#### Instruction A:
Can you quote, word for word, the part of the passage on fearlessness that begins with the words "Fearlessness, Not War" and ends with "the problem itself."?
#### Instruction B:
Could you set out the lines of the records from the one containing "panel-b-point-atomic (525, 312, 528, 316)" through the one containing "panel-a-point-atomic (450, 190, 453, 193)" as a numbered list, both included and blank lines omitted?

>> begin Reading passage

Fearlessness, Not War
Practicing fearlessness means that we first eliminate the poverty, terrorism, and war that rages inside of us. We eliminate our addiction to being right and fix our perception of every problem within us before we actually attempt the problem itself.
Many years ago, in their struggle to overcome their perceived scarcity, England and France attacked each other again and again. They cut down so many of their trees to build warships in order to battle each other for power and riches that, as a result, they deforested their countries, actually ending up with fewer resources for everyone. Had they recognized that they were the ones creating their feeling of scarcity, they could have found a more productive way to make sure that they had what they truly needed.
We, too, tend to overlook the price of waging a battle and instead focus on how we can get a bigger chunk of the pie. We don’t like to think of ourselves as greedy―we’re just cautious, building up a nest egg so that we will never feel insecure again. Of course, we never reach this point because looking for security in marriage, the stock market, the workplace, real estate, or anything else material never quite manages to make us feel safe.
Luminous warriors build collaborative relationships with others instead of trying to conquer them; consequently, we get much closer to finding common ground and solutions to our mutual problems. Instead of clinging to our belief that we won’t have enough or that we’ll be taken advantage of, we bravely extend trust and find win-win solutions. This seems naive, of course, and part of us says that real life doesn’t work this way. But the most successful organisms in nature are the result of collaborations. Even the human body is the product of a dozen organs and many different kinds of tissues working together.
We no longer have to buy into the false evidence that we have enemies we must continually battle and subdue. It’s this mentality that leads us to get into shouting matches with the driver who takes “our” parking space, or to insist that our partner deliberately didn’t unload the dishwasher in order to drive us crazy. Now we don’t have to extend total trust to every person we come across or deny the danger of letting criminals run loose in the world-but we also don’t have to walk through life with a sword drawn, ready to vanquish the accidentally inconsiderate.
As luminous warriors, we open our eyes so that we can see in others the capacity for peace, even if they aren’t expressing it. Some psychologists would say that we project our dark side (our shadows) onto others, creating adversaries in order to avoid looking into our own unhealed selves. Yet making others wrong distracts us from the power we have to eliminate our own potential for being bullies and prevents us from accessing our creative, healing energy/which we can use to dream a better world.
When we practice fearlessness, we don’t have to create enemies or obsess about “bad guys” in order to feel reassured that we’re always righteous victims. It may seem strange that we would talk ourselves into feeling weak, but this works very well for us psychologically. If we see ourselves as victims, we excuse ourselves from any further sacrifices.
When we perceive at the level of serpent or jaguar instead of hummingbird, we focus on our adversaries and all their crimes against us, thus forgetting to ask the powerful question, What’s the opportunity for creating abundance and healing here? At hummingbird, we try to find creative ways to negotiate with the people we disagree with, and we don’t ignore our common ground because we become stuck in the belief that we’re the good guys.

>> end Reading passage
>> begin Supplied data

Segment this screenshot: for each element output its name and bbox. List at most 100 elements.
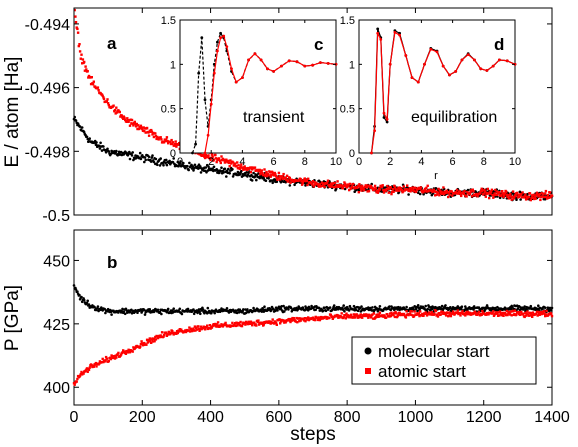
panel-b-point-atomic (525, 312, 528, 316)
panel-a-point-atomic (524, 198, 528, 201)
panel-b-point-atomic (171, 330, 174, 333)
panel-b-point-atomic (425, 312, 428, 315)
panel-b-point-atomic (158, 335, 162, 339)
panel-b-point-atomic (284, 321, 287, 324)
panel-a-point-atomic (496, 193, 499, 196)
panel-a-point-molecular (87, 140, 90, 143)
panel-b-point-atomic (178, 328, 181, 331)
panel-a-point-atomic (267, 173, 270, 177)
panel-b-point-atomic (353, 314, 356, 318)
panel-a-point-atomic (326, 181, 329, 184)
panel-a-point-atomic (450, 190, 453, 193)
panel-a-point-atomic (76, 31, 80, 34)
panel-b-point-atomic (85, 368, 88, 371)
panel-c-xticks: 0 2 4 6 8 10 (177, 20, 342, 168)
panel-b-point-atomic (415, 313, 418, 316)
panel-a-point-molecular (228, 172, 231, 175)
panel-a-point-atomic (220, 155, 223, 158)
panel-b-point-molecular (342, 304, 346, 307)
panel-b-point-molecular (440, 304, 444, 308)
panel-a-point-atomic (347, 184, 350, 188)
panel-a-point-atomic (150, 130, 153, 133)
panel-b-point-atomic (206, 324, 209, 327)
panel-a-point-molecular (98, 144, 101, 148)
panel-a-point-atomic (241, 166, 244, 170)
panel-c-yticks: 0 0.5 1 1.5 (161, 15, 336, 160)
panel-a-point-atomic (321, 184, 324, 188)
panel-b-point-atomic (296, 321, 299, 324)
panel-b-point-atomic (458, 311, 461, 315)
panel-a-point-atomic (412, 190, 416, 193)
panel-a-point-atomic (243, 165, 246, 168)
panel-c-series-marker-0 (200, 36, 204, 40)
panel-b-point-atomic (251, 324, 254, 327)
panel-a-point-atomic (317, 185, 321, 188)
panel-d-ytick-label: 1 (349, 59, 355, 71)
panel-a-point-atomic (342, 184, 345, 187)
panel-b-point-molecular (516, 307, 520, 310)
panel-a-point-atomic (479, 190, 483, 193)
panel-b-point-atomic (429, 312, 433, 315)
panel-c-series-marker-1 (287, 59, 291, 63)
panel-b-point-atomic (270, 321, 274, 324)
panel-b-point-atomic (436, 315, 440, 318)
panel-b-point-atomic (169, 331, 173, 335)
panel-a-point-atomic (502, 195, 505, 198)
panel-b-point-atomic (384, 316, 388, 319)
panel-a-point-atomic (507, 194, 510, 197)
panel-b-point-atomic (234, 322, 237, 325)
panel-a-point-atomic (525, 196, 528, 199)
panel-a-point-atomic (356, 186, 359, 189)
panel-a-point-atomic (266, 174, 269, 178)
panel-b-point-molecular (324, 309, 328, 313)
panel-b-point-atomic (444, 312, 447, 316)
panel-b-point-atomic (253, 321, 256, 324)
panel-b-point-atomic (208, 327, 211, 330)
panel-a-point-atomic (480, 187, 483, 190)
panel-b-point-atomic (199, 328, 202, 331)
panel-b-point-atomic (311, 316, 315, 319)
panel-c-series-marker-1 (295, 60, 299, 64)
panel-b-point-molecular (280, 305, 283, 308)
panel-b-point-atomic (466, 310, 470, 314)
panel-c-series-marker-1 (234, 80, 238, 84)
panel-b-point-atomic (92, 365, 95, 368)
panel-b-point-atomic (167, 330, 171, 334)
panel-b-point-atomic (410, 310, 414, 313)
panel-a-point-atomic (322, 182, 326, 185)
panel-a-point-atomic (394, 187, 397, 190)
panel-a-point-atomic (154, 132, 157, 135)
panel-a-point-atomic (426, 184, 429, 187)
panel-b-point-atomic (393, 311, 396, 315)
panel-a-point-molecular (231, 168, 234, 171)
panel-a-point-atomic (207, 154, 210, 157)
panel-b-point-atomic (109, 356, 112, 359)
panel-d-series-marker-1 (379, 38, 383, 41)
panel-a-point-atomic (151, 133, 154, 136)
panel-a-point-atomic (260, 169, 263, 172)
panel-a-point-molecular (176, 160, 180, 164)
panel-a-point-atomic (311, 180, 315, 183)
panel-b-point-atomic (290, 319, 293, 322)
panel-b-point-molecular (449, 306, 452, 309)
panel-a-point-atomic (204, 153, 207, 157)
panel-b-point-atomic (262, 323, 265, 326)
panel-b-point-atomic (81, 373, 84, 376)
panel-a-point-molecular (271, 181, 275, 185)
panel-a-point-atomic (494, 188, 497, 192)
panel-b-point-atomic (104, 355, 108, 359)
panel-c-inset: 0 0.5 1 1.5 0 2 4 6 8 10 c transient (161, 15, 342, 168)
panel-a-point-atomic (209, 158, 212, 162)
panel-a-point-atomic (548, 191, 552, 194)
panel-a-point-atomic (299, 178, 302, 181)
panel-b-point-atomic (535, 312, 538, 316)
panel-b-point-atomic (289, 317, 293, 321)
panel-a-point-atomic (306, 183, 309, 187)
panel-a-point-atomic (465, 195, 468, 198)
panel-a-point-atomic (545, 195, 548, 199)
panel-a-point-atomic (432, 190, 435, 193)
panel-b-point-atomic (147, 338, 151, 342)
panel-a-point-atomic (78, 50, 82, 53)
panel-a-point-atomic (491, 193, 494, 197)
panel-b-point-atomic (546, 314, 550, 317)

>> end Supplied data

#### Exercise solution A:
Fearlessness, Not War
Practicing fearlessness means that we first eliminate the poverty, terrorism, and war that rages inside of us. We eliminate our addiction to being right and fix our perception of every problem within us before we actually attempt the problem itself.

#### Exercise solution B:
1. panel-b-point-atomic (525, 312, 528, 316)
2. panel-a-point-atomic (524, 198, 528, 201)
3. panel-b-point-atomic (171, 330, 174, 333)
4. panel-b-point-atomic (425, 312, 428, 315)
5. panel-b-point-atomic (158, 335, 162, 339)
6. panel-b-point-atomic (284, 321, 287, 324)
7. panel-a-point-atomic (496, 193, 499, 196)
8. panel-a-point-molecular (87, 140, 90, 143)
9. panel-b-point-atomic (178, 328, 181, 331)
10. panel-a-point-atomic (267, 173, 270, 177)
11. panel-b-point-atomic (353, 314, 356, 318)
12. panel-a-point-atomic (326, 181, 329, 184)
13. panel-a-point-atomic (450, 190, 453, 193)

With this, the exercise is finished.